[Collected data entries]
++++++++++++++++++++
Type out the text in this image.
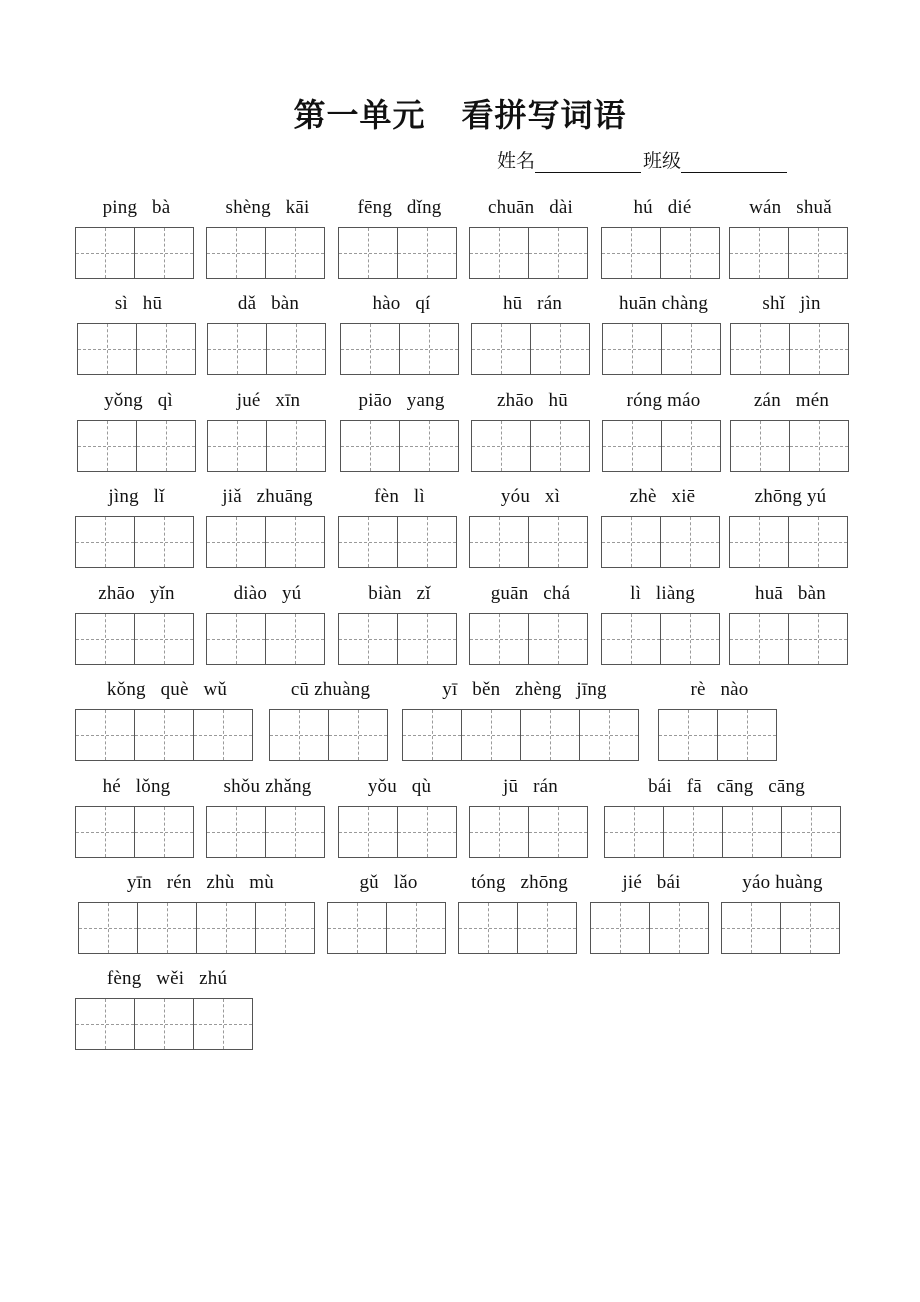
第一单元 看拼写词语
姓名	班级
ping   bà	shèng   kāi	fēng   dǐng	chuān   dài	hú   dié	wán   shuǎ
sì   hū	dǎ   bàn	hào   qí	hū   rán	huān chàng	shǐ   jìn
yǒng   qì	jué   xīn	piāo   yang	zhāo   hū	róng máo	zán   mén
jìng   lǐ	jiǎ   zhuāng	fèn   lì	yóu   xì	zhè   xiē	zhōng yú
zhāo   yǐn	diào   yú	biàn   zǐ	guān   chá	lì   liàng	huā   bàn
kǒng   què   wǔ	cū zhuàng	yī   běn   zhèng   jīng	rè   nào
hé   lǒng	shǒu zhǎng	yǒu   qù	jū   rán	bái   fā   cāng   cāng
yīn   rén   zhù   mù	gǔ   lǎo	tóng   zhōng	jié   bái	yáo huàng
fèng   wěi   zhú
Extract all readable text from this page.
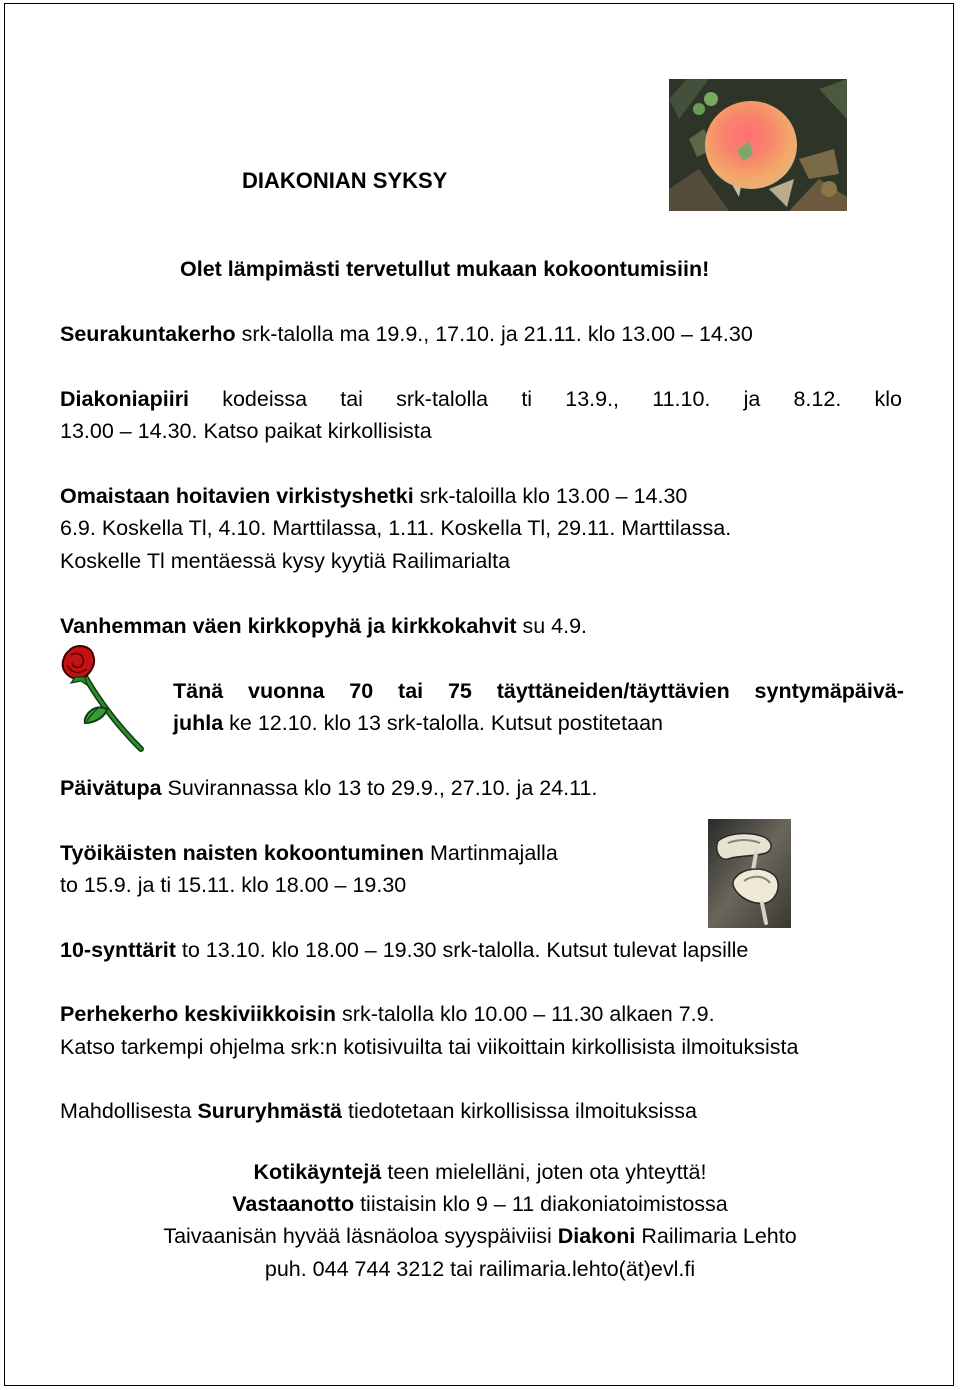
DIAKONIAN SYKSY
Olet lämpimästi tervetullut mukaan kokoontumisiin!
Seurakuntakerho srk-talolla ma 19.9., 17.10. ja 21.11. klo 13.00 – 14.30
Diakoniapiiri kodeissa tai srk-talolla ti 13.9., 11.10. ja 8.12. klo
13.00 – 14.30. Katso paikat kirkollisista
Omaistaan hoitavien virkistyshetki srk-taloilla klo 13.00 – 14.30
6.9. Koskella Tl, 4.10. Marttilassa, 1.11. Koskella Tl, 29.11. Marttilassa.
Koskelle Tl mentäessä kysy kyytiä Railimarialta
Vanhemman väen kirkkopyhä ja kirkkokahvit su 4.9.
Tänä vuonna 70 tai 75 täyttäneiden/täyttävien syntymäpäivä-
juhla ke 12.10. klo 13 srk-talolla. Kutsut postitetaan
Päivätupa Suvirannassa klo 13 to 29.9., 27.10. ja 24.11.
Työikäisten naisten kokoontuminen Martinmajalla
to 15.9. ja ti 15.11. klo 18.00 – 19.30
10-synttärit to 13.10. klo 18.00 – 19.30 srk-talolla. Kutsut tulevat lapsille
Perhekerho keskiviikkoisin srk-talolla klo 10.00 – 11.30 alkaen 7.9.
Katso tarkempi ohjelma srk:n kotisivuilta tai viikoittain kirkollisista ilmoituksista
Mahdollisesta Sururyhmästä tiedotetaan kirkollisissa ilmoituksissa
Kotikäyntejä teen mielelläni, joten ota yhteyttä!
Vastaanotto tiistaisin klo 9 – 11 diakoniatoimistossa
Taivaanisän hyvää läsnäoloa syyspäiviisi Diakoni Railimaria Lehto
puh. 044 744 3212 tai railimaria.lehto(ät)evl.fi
++++++++++++++++++++
PROBLEM STATEMENT: Return every line in the listing that contains the word "zhāo".

THE REPLY:
yǒng   qì	jué   xīn	piāo   yang	zhāo   hū	róng máo	zán   mén
zhāo   yǐn	diào   yú	biàn   zǐ	guān   chá	lì   liàng	huā   bàn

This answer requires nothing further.